◆ Task statement:
Without the images, write out all of the following entries exactly.

◆ Collected data entries:
Begin

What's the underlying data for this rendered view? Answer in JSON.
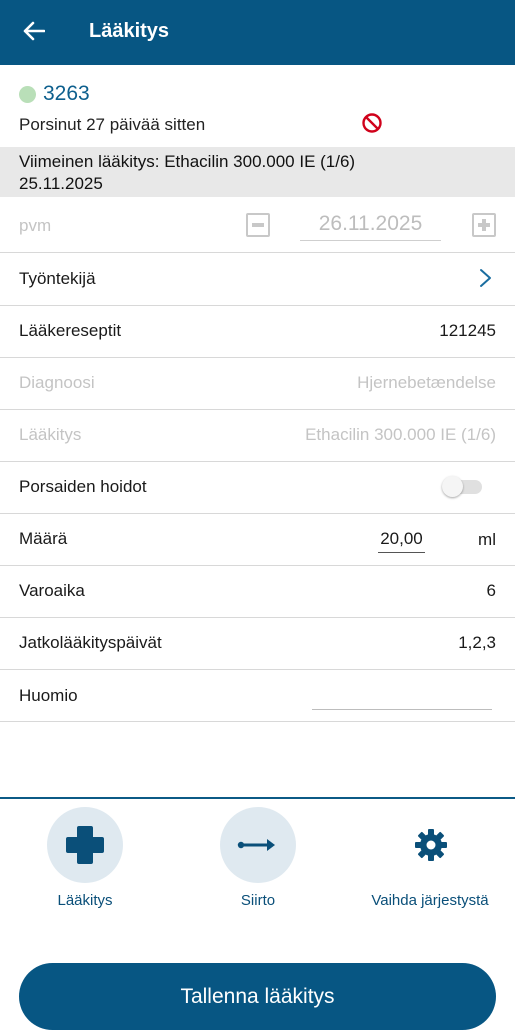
{
  "header": {
    "title": "Lääkitys",
    "back_icon": "arrow-left-icon"
  },
  "animal": {
    "id": "3263",
    "status_text": "Porsinut 27 päivää sitten",
    "status_dot_color": "#b9dfb8",
    "warning_icon": "no-entry-icon"
  },
  "last_medication": {
    "line1": "Viimeinen lääkitys: Ethacilin 300.000 IE (1/6)",
    "line2": "25.11.2025"
  },
  "form": {
    "date": {
      "label": "pvm",
      "value": "26.11.2025"
    },
    "worker": {
      "label": "Työntekijä"
    },
    "prescriptions": {
      "label": "Lääkereseptit",
      "value": "121245"
    },
    "diagnosis": {
      "label": "Diagnoosi",
      "value": "Hjernebetændelse"
    },
    "medication": {
      "label": "Lääkitys",
      "value": "Ethacilin 300.000 IE (1/6)"
    },
    "piglet_care": {
      "label": "Porsaiden hoidot",
      "enabled": false
    },
    "amount": {
      "label": "Määrä",
      "value": "20,00",
      "unit": "ml"
    },
    "withdrawal": {
      "label": "Varoaika",
      "value": "6"
    },
    "followup_days": {
      "label": "Jatkolääkityspäivät",
      "value": "1,2,3"
    },
    "note": {
      "label": "Huomio",
      "value": ""
    }
  },
  "actions": [
    {
      "label": "Lääkitys",
      "icon": "medical-cross-icon"
    },
    {
      "label": "Siirto",
      "icon": "arrow-right-icon"
    },
    {
      "label": "Vaihda järjestystä",
      "icon": "gear-icon"
    }
  ],
  "save_button": {
    "label": "Tallenna lääkitys"
  },
  "colors": {
    "primary": "#075683",
    "action_circle": "#dfe9f0"
  }
}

End

◆ Response for this exercise:
What's the underlying data for this rendered view? Answer in JSON.
{
  "header": {
    "title": "Lääkitys",
    "back_icon": "arrow-left-icon"
  },
  "animal": {
    "id": "3263",
    "status_text": "Porsinut 27 päivää sitten",
    "status_dot_color": "#b9dfb8",
    "warning_icon": "no-entry-icon"
  },
  "last_medication": {
    "line1": "Viimeinen lääkitys: Ethacilin 300.000 IE (1/6)",
    "line2": "25.11.2025"
  },
  "form": {
    "date": {
      "label": "pvm",
      "value": "26.11.2025"
    },
    "worker": {
      "label": "Työntekijä"
    },
    "prescriptions": {
      "label": "Lääkereseptit",
      "value": "121245"
    },
    "diagnosis": {
      "label": "Diagnoosi",
      "value": "Hjernebetændelse"
    },
    "medication": {
      "label": "Lääkitys",
      "value": "Ethacilin 300.000 IE (1/6)"
    },
    "piglet_care": {
      "label": "Porsaiden hoidot",
      "enabled": false
    },
    "amount": {
      "label": "Määrä",
      "value": "20,00",
      "unit": "ml"
    },
    "withdrawal": {
      "label": "Varoaika",
      "value": "6"
    },
    "followup_days": {
      "label": "Jatkolääkityspäivät",
      "value": "1,2,3"
    },
    "note": {
      "label": "Huomio",
      "value": ""
    }
  },
  "actions": [
    {
      "label": "Lääkitys",
      "icon": "medical-cross-icon"
    },
    {
      "label": "Siirto",
      "icon": "arrow-right-icon"
    },
    {
      "label": "Vaihda järjestystä",
      "icon": "gear-icon"
    }
  ],
  "save_button": {
    "label": "Tallenna lääkitys"
  },
  "colors": {
    "primary": "#075683",
    "action_circle": "#dfe9f0"
  }
}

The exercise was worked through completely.